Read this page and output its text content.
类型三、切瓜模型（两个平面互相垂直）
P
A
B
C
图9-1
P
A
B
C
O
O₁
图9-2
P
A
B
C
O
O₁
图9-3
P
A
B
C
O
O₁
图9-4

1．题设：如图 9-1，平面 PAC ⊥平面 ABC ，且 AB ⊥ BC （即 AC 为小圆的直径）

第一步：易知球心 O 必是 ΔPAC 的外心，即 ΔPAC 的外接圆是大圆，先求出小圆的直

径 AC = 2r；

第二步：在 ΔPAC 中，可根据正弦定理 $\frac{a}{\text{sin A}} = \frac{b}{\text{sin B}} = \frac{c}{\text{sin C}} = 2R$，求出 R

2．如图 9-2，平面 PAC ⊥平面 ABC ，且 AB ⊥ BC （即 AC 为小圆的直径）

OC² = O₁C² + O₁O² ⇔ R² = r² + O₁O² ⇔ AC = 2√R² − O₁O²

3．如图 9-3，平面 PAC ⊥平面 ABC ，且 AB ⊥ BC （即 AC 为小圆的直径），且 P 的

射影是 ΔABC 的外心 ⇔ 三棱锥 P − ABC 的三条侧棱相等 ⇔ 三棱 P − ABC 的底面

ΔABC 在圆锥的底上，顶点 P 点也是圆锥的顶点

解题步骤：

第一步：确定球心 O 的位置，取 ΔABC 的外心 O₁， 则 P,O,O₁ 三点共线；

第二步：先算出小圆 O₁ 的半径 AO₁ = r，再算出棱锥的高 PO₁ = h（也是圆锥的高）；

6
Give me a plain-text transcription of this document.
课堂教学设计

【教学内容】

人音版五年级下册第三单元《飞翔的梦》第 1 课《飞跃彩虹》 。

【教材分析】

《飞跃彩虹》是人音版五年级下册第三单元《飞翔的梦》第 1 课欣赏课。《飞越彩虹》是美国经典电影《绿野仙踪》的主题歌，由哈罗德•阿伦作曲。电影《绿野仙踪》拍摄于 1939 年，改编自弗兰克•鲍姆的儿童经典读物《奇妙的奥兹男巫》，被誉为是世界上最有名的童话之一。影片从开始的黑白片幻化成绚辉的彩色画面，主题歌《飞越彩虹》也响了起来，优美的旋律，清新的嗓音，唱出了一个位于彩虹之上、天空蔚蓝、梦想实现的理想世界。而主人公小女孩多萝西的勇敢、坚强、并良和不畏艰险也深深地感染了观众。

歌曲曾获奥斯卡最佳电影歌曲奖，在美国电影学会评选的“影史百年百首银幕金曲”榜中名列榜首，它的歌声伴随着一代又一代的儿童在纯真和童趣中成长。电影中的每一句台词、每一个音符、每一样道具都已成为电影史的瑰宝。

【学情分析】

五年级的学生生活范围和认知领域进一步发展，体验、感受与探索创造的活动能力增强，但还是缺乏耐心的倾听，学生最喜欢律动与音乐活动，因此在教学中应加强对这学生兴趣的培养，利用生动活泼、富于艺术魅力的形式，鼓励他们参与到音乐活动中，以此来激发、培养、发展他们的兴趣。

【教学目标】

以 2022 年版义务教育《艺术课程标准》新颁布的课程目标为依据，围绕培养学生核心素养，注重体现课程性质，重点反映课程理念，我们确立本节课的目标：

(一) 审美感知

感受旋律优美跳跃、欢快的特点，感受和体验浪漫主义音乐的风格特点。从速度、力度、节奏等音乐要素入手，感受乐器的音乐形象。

### What this task involves
Write out the material from the first line to the last, exactly.

### The output
Read this page and output its text content.
类型三、切瓜模型（两个平面互相垂直）
P
A
B
C
图9-1
P
A
B
C
O
O₁
图9-2
P
A
B
C
O
O₁
图9-3
P
A
B
C
O
O₁
图9-4

1．题设：如图 9-1，平面 PAC ⊥平面 ABC ，且 AB ⊥ BC （即 AC 为小圆的直径）

第一步：易知球心 O 必是 ΔPAC 的外心，即 ΔPAC 的外接圆是大圆，先求出小圆的直

径 AC = 2r；

第二步：在 ΔPAC 中，可根据正弦定理 $\frac{a}{\text{sin A}} = \frac{b}{\text{sin B}} = \frac{c}{\text{sin C}} = 2R$，求出 R

2．如图 9-2，平面 PAC ⊥平面 ABC ，且 AB ⊥ BC （即 AC 为小圆的直径）

OC² = O₁C² + O₁O² ⇔ R² = r² + O₁O² ⇔ AC = 2√R² − O₁O²

3．如图 9-3，平面 PAC ⊥平面 ABC ，且 AB ⊥ BC （即 AC 为小圆的直径），且 P 的

射影是 ΔABC 的外心 ⇔ 三棱锥 P − ABC 的三条侧棱相等 ⇔ 三棱 P − ABC 的底面

ΔABC 在圆锥的底上，顶点 P 点也是圆锥的顶点

解题步骤：

第一步：确定球心 O 的位置，取 ΔABC 的外心 O₁， 则 P,O,O₁ 三点共线；

第二步：先算出小圆 O₁ 的半径 AO₁ = r，再算出棱锥的高 PO₁ = h（也是圆锥的高）；

6
Give me a plain-text transcription of this document.
课堂教学设计

【教学内容】

人音版五年级下册第三单元《飞翔的梦》第 1 课《飞跃彩虹》 。

【教材分析】

《飞跃彩虹》是人音版五年级下册第三单元《飞翔的梦》第 1 课欣赏课。《飞越彩虹》是美国经典电影《绿野仙踪》的主题歌，由哈罗德•阿伦作曲。电影《绿野仙踪》拍摄于 1939 年，改编自弗兰克•鲍姆的儿童经典读物《奇妙的奥兹男巫》，被誉为是世界上最有名的童话之一。影片从开始的黑白片幻化成绚辉的彩色画面，主题歌《飞越彩虹》也响了起来，优美的旋律，清新的嗓音，唱出了一个位于彩虹之上、天空蔚蓝、梦想实现的理想世界。而主人公小女孩多萝西的勇敢、坚强、并良和不畏艰险也深深地感染了观众。

歌曲曾获奥斯卡最佳电影歌曲奖，在美国电影学会评选的“影史百年百首银幕金曲”榜中名列榜首，它的歌声伴随着一代又一代的儿童在纯真和童趣中成长。电影中的每一句台词、每一个音符、每一样道具都已成为电影史的瑰宝。

【学情分析】

五年级的学生生活范围和认知领域进一步发展，体验、感受与探索创造的活动能力增强，但还是缺乏耐心的倾听，学生最喜欢律动与音乐活动，因此在教学中应加强对这学生兴趣的培养，利用生动活泼、富于艺术魅力的形式，鼓励他们参与到音乐活动中，以此来激发、培养、发展他们的兴趣。

【教学目标】

以 2022 年版义务教育《艺术课程标准》新颁布的课程目标为依据，围绕培养学生核心素养，注重体现课程性质，重点反映课程理念，我们确立本节课的目标：

(一) 审美感知

感受旋律优美跳跃、欢快的特点，感受和体验浪漫主义音乐的风格特点。从速度、力度、节奏等音乐要素入手，感受乐器的音乐形象。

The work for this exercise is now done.